■ **What is required**: Output all of the records exactly as written.

::::

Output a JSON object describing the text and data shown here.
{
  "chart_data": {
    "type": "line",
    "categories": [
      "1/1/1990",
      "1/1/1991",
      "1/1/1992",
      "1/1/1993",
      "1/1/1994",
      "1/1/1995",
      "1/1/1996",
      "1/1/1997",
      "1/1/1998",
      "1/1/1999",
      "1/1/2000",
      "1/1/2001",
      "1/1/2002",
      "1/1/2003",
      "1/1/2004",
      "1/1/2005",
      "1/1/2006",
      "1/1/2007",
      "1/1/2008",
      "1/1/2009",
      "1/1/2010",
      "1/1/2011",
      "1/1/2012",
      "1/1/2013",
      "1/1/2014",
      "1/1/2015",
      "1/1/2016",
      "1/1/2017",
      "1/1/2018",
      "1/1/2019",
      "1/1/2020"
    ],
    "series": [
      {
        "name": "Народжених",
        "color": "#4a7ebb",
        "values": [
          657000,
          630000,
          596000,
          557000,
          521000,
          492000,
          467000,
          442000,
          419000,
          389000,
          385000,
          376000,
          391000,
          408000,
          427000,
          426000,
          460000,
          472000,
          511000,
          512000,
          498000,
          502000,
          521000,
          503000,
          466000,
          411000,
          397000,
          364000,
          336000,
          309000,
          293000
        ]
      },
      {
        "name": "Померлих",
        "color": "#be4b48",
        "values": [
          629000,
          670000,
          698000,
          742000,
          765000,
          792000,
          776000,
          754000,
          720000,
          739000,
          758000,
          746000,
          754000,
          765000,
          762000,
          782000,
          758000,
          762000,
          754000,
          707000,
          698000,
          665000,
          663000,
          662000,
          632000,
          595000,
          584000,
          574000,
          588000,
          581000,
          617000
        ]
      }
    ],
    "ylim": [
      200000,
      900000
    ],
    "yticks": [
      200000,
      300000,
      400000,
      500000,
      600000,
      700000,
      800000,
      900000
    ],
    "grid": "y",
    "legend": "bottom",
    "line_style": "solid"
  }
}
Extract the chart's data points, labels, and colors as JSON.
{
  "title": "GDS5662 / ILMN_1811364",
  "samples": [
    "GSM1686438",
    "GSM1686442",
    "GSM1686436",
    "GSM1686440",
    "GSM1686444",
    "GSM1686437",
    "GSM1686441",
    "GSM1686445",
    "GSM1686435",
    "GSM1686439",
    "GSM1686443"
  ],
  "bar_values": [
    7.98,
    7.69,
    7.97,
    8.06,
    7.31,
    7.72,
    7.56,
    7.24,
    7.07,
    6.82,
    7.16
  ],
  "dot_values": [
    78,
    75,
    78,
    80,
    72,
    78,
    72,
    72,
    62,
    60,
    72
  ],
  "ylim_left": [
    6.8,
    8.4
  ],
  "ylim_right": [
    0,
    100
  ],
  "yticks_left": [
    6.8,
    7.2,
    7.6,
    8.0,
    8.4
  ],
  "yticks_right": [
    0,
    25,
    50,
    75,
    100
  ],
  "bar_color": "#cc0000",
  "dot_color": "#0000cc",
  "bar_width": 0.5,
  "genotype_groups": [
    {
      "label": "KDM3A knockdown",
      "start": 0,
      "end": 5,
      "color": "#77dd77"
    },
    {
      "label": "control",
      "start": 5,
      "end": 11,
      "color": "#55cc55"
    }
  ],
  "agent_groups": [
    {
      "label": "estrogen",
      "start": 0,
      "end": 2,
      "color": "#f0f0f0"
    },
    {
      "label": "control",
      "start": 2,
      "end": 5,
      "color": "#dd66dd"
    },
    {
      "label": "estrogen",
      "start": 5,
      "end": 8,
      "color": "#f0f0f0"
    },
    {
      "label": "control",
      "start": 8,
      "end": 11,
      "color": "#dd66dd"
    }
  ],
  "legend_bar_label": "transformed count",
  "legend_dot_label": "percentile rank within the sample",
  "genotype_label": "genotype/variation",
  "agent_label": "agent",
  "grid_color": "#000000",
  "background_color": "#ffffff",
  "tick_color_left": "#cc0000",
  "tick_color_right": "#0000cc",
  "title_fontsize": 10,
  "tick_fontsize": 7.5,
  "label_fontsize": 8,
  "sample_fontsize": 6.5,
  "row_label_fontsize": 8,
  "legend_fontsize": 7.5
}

::::

■ **Exercise result**:
Output a JSON object describing the text and data shown here.
{
  "chart_data": {
    "type": "line",
    "categories": [
      "1/1/1990",
      "1/1/1991",
      "1/1/1992",
      "1/1/1993",
      "1/1/1994",
      "1/1/1995",
      "1/1/1996",
      "1/1/1997",
      "1/1/1998",
      "1/1/1999",
      "1/1/2000",
      "1/1/2001",
      "1/1/2002",
      "1/1/2003",
      "1/1/2004",
      "1/1/2005",
      "1/1/2006",
      "1/1/2007",
      "1/1/2008",
      "1/1/2009",
      "1/1/2010",
      "1/1/2011",
      "1/1/2012",
      "1/1/2013",
      "1/1/2014",
      "1/1/2015",
      "1/1/2016",
      "1/1/2017",
      "1/1/2018",
      "1/1/2019",
      "1/1/2020"
    ],
    "series": [
      {
        "name": "Народжених",
        "color": "#4a7ebb",
        "values": [
          657000,
          630000,
          596000,
          557000,
          521000,
          492000,
          467000,
          442000,
          419000,
          389000,
          385000,
          376000,
          391000,
          408000,
          427000,
          426000,
          460000,
          472000,
          511000,
          512000,
          498000,
          502000,
          521000,
          503000,
          466000,
          411000,
          397000,
          364000,
          336000,
          309000,
          293000
        ]
      },
      {
        "name": "Померлих",
        "color": "#be4b48",
        "values": [
          629000,
          670000,
          698000,
          742000,
          765000,
          792000,
          776000,
          754000,
          720000,
          739000,
          758000,
          746000,
          754000,
          765000,
          762000,
          782000,
          758000,
          762000,
          754000,
          707000,
          698000,
          665000,
          663000,
          662000,
          632000,
          595000,
          584000,
          574000,
          588000,
          581000,
          617000
        ]
      }
    ],
    "ylim": [
      200000,
      900000
    ],
    "yticks": [
      200000,
      300000,
      400000,
      500000,
      600000,
      700000,
      800000,
      900000
    ],
    "grid": "y",
    "legend": "bottom",
    "line_style": "solid"
  }
}
Extract the chart's data points, labels, and colors as JSON.
{
  "title": "GDS5662 / ILMN_1811364",
  "samples": [
    "GSM1686438",
    "GSM1686442",
    "GSM1686436",
    "GSM1686440",
    "GSM1686444",
    "GSM1686437",
    "GSM1686441",
    "GSM1686445",
    "GSM1686435",
    "GSM1686439",
    "GSM1686443"
  ],
  "bar_values": [
    7.98,
    7.69,
    7.97,
    8.06,
    7.31,
    7.72,
    7.56,
    7.24,
    7.07,
    6.82,
    7.16
  ],
  "dot_values": [
    78,
    75,
    78,
    80,
    72,
    78,
    72,
    72,
    62,
    60,
    72
  ],
  "ylim_left": [
    6.8,
    8.4
  ],
  "ylim_right": [
    0,
    100
  ],
  "yticks_left": [
    6.8,
    7.2,
    7.6,
    8.0,
    8.4
  ],
  "yticks_right": [
    0,
    25,
    50,
    75,
    100
  ],
  "bar_color": "#cc0000",
  "dot_color": "#0000cc",
  "bar_width": 0.5,
  "genotype_groups": [
    {
      "label": "KDM3A knockdown",
      "start": 0,
      "end": 5,
      "color": "#77dd77"
    },
    {
      "label": "control",
      "start": 5,
      "end": 11,
      "color": "#55cc55"
    }
  ],
  "agent_groups": [
    {
      "label": "estrogen",
      "start": 0,
      "end": 2,
      "color": "#f0f0f0"
    },
    {
      "label": "control",
      "start": 2,
      "end": 5,
      "color": "#dd66dd"
    },
    {
      "label": "estrogen",
      "start": 5,
      "end": 8,
      "color": "#f0f0f0"
    },
    {
      "label": "control",
      "start": 8,
      "end": 11,
      "color": "#dd66dd"
    }
  ],
  "legend_bar_label": "transformed count",
  "legend_dot_label": "percentile rank within the sample",
  "genotype_label": "genotype/variation",
  "agent_label": "agent",
  "grid_color": "#000000",
  "background_color": "#ffffff",
  "tick_color_left": "#cc0000",
  "tick_color_right": "#0000cc",
  "title_fontsize": 10,
  "tick_fontsize": 7.5,
  "label_fontsize": 8,
  "sample_fontsize": 6.5,
  "row_label_fontsize": 8,
  "legend_fontsize": 7.5
}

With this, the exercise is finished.